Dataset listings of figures
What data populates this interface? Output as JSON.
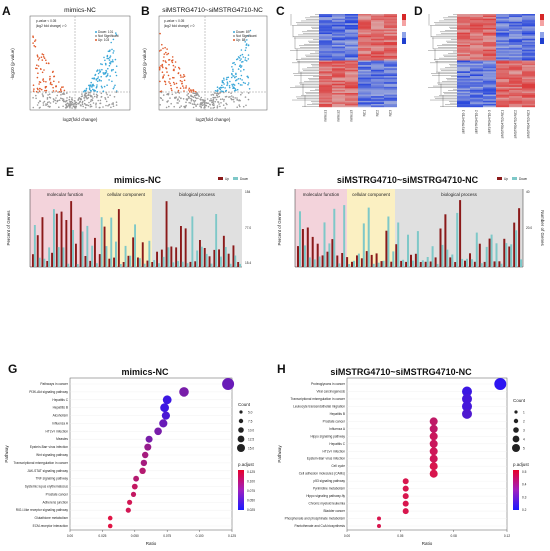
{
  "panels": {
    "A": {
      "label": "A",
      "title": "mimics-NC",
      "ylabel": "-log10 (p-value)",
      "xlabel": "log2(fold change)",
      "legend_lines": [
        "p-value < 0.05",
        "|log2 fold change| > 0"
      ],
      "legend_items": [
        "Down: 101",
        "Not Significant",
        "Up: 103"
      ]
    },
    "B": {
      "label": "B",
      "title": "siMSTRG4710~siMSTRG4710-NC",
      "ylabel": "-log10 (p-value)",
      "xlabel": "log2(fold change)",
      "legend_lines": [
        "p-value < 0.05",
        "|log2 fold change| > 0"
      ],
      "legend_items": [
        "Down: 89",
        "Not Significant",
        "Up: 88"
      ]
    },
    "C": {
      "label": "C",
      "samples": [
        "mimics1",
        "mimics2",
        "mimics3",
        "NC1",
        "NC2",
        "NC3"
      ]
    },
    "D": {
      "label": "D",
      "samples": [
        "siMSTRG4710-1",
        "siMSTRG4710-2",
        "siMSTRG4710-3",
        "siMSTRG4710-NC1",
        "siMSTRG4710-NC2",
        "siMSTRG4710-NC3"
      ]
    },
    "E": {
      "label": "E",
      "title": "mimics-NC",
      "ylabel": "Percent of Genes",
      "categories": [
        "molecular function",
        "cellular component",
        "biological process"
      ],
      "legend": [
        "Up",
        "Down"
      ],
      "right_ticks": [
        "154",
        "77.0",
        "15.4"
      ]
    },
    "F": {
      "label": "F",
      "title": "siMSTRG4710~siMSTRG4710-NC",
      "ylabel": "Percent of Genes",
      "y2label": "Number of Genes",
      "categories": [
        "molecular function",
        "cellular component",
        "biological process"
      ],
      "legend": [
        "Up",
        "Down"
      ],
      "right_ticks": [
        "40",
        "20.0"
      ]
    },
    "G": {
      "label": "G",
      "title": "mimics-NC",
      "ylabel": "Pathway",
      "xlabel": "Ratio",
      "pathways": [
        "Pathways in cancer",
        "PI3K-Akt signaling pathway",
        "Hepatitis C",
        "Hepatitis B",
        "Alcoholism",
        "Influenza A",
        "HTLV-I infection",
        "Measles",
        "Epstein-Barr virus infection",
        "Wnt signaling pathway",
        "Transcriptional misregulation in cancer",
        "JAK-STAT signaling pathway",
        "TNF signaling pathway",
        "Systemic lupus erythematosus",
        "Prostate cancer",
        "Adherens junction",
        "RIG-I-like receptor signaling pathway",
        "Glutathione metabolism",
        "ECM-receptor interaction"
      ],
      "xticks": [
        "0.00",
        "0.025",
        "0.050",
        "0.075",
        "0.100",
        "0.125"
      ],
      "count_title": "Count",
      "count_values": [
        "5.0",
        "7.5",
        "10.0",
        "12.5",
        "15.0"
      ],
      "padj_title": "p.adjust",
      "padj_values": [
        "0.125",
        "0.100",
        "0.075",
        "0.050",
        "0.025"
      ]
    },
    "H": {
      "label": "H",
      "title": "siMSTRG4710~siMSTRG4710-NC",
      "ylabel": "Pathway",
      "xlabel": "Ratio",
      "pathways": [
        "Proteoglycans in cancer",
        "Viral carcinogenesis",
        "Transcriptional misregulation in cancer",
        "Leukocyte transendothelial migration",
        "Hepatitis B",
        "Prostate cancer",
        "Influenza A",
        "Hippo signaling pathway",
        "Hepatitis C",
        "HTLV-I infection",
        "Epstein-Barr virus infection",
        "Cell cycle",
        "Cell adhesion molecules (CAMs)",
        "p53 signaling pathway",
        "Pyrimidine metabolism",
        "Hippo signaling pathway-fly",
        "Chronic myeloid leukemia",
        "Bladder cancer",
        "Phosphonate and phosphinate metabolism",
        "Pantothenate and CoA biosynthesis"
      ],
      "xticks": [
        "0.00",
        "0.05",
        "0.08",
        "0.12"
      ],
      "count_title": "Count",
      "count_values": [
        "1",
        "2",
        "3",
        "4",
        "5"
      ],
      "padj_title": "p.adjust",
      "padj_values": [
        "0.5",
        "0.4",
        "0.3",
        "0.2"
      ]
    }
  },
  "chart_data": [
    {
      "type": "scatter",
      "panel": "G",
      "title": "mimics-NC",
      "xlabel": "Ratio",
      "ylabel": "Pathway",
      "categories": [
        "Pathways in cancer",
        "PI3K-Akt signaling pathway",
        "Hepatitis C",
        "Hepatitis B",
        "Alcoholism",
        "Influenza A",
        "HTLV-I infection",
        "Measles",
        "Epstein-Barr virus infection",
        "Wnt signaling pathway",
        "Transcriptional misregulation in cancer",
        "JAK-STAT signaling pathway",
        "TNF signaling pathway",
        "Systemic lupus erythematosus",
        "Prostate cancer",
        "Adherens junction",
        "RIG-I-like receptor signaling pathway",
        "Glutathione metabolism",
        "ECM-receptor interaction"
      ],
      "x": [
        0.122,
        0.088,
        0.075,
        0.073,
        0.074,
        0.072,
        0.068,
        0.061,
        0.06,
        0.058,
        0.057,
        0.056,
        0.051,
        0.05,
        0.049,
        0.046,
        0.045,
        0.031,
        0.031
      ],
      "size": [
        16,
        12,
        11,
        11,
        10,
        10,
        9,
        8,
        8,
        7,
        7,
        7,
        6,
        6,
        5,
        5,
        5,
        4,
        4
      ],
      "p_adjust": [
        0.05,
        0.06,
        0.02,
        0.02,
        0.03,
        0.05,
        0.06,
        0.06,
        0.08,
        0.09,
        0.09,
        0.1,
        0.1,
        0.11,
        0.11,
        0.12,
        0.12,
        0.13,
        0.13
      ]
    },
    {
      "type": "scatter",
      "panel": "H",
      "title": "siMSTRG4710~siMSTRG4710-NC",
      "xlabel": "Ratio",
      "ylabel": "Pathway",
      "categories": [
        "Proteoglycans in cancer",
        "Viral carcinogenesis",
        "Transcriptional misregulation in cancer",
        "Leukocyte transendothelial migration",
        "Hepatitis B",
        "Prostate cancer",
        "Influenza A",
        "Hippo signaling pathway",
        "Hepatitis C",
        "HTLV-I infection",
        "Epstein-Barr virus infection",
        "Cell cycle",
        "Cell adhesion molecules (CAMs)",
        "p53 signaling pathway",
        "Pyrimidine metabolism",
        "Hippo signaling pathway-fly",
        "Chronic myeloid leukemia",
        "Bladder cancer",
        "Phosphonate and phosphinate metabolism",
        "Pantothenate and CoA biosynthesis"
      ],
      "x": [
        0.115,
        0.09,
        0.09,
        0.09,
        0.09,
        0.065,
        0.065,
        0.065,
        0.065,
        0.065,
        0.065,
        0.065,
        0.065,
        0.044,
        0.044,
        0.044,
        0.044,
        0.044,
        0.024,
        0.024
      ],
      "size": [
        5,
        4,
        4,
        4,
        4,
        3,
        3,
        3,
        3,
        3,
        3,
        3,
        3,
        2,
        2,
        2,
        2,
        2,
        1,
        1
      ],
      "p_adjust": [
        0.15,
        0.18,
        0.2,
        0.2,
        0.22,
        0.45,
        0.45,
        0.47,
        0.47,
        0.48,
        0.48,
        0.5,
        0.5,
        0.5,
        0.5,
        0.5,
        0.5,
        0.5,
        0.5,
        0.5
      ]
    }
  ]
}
--
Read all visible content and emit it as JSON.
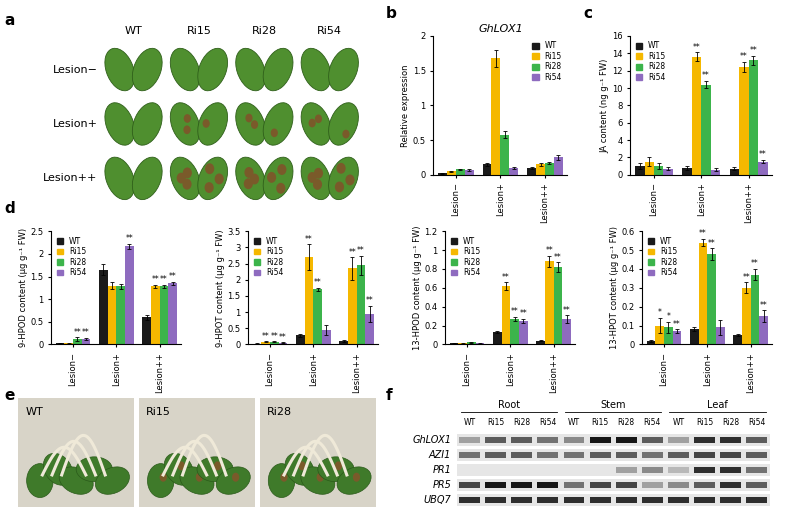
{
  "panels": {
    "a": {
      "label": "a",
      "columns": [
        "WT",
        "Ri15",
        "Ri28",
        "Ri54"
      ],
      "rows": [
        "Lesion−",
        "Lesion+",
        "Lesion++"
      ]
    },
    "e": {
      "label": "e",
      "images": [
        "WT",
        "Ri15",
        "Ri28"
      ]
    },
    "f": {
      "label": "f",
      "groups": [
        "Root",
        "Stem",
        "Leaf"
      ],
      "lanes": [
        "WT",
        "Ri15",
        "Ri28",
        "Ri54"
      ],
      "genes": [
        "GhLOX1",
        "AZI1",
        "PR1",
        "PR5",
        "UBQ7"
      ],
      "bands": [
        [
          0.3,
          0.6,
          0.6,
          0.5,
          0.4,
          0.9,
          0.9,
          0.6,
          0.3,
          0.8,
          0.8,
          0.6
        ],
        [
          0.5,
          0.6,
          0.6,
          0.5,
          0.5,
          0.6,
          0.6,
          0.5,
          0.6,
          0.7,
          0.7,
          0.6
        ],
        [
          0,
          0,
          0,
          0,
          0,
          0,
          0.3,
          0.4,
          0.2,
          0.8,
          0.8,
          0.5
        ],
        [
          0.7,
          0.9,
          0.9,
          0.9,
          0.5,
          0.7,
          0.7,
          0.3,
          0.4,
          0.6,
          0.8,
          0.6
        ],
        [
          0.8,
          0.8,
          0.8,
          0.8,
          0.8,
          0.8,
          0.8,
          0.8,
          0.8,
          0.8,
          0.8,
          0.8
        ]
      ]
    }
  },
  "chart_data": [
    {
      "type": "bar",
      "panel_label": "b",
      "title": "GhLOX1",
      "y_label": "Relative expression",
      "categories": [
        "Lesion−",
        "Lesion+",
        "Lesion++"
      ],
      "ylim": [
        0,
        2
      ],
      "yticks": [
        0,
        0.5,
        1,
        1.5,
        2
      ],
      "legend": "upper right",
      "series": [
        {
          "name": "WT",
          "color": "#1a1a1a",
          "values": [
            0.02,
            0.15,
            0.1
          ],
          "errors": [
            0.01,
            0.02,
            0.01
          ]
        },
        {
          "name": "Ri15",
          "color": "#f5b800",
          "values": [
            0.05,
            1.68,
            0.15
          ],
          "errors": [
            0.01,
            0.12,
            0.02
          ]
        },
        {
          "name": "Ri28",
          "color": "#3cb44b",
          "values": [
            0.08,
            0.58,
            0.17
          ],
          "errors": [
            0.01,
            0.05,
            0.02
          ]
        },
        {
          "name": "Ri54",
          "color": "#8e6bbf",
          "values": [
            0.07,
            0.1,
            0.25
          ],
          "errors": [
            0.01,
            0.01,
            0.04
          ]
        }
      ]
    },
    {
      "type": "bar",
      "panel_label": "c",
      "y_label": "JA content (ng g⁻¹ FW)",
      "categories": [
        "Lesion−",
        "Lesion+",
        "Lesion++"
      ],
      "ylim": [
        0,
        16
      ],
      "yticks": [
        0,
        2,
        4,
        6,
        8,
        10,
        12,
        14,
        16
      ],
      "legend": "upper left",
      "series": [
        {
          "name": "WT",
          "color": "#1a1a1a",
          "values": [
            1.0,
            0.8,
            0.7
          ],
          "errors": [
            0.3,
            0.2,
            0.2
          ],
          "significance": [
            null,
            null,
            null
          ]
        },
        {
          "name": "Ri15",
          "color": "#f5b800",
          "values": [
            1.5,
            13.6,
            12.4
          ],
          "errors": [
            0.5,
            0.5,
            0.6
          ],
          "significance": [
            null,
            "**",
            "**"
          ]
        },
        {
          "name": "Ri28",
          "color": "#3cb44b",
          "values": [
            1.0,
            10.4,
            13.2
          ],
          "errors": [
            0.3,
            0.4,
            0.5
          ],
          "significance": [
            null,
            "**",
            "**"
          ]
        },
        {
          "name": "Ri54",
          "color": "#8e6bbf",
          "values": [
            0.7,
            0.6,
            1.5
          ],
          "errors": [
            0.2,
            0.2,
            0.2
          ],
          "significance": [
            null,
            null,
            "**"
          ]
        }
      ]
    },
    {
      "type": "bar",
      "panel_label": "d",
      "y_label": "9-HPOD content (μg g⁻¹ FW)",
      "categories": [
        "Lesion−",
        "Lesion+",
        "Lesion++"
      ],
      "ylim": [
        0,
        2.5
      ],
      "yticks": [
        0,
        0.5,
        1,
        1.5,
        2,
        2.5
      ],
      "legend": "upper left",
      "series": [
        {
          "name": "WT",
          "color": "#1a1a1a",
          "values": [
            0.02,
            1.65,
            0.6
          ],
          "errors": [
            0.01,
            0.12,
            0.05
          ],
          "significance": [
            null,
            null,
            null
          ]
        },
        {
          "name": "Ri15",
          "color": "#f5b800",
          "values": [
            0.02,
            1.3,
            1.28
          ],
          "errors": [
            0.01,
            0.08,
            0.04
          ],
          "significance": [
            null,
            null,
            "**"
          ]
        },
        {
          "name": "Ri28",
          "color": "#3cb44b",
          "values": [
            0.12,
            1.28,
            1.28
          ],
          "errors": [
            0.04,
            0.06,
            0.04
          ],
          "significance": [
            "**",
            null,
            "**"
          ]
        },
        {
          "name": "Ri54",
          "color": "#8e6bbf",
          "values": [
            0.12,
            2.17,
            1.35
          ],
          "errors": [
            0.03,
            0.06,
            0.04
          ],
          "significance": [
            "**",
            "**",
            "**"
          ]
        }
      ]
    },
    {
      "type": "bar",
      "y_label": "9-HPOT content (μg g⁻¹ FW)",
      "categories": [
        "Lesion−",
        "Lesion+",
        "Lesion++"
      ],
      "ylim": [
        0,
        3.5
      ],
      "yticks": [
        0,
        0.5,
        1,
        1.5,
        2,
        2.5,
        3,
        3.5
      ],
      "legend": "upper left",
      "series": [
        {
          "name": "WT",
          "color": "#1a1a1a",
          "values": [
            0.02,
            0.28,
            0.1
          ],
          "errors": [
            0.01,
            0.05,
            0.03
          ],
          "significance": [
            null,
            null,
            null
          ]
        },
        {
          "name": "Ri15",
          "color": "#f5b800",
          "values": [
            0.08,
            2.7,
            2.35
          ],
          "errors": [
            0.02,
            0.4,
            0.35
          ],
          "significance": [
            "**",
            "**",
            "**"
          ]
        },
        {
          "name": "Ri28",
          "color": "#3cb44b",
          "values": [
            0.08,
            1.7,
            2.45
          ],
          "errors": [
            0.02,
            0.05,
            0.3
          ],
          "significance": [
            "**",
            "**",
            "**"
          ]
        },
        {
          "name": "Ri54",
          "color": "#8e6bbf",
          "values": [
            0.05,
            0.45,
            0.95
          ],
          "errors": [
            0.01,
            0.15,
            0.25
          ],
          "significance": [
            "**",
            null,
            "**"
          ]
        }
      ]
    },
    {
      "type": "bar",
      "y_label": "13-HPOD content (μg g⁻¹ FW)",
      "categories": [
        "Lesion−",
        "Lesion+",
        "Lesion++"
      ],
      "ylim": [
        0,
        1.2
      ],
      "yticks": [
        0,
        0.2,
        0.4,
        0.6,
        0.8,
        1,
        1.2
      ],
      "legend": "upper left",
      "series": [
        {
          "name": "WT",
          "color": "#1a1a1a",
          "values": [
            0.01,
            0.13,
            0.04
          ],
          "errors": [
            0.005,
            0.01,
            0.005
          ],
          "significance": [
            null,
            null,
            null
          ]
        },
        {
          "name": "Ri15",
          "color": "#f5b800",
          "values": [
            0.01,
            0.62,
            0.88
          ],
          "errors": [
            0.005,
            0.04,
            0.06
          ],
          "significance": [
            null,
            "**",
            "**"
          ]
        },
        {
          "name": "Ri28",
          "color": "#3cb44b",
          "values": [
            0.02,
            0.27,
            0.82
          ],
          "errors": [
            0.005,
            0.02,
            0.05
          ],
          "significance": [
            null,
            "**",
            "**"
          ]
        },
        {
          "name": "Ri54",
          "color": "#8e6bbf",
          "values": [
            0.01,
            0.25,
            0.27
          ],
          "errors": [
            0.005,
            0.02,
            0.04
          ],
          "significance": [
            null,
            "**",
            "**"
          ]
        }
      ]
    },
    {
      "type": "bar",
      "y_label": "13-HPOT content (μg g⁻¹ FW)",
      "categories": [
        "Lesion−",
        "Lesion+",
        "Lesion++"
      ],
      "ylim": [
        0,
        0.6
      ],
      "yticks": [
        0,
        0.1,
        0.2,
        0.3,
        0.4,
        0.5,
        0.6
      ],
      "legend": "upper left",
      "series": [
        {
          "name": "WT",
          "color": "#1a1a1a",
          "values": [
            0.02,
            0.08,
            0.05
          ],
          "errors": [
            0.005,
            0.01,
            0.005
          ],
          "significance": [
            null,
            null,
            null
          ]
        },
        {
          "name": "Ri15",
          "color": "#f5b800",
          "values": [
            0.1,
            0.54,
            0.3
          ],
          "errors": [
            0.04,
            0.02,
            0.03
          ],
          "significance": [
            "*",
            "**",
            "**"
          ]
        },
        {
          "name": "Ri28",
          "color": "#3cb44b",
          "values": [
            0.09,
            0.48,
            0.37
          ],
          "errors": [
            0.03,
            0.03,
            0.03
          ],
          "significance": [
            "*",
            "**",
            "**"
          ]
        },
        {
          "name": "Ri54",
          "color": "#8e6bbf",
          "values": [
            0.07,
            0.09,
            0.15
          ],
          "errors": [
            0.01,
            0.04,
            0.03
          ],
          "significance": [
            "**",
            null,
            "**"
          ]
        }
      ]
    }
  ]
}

## Exercise details
Only lines that contain "content" are needed, so copy each of them from the data.

## Answer space
Read all visible content and emit it as JSON.
      "y_label": "JA content (ng g⁻¹ FW)",
      "y_label": "9-HPOD content (μg g⁻¹ FW)",
      "y_label": "9-HPOT content (μg g⁻¹ FW)",
      "y_label": "13-HPOD content (μg g⁻¹ FW)",
      "y_label": "13-HPOT content (μg g⁻¹ FW)",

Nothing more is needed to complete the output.